Instructions for the task: Reproduce all the entries precisely.

━━━

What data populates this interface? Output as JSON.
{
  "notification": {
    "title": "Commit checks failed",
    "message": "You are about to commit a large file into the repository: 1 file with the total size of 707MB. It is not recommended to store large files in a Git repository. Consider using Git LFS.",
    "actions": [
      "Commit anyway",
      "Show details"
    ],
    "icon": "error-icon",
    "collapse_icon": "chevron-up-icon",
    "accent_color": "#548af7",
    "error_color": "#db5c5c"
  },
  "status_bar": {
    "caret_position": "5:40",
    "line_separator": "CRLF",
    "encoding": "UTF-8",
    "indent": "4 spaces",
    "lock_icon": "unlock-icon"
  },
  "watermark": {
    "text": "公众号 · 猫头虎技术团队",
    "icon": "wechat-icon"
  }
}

━━━

Finished task:
What data populates this interface? Output as JSON.
{
  "notification": {
    "title": "Commit checks failed",
    "message": "You are about to commit a large file into the repository: 1 file with the total size of 707MB. It is not recommended to store large files in a Git repository. Consider using Git LFS.",
    "actions": [
      "Commit anyway",
      "Show details"
    ],
    "icon": "error-icon",
    "collapse_icon": "chevron-up-icon",
    "accent_color": "#548af7",
    "error_color": "#db5c5c"
  },
  "status_bar": {
    "caret_position": "5:40",
    "line_separator": "CRLF",
    "encoding": "UTF-8",
    "indent": "4 spaces",
    "lock_icon": "unlock-icon"
  },
  "watermark": {
    "text": "公众号 · 猫头虎技术团队",
    "icon": "wechat-icon"
  }
}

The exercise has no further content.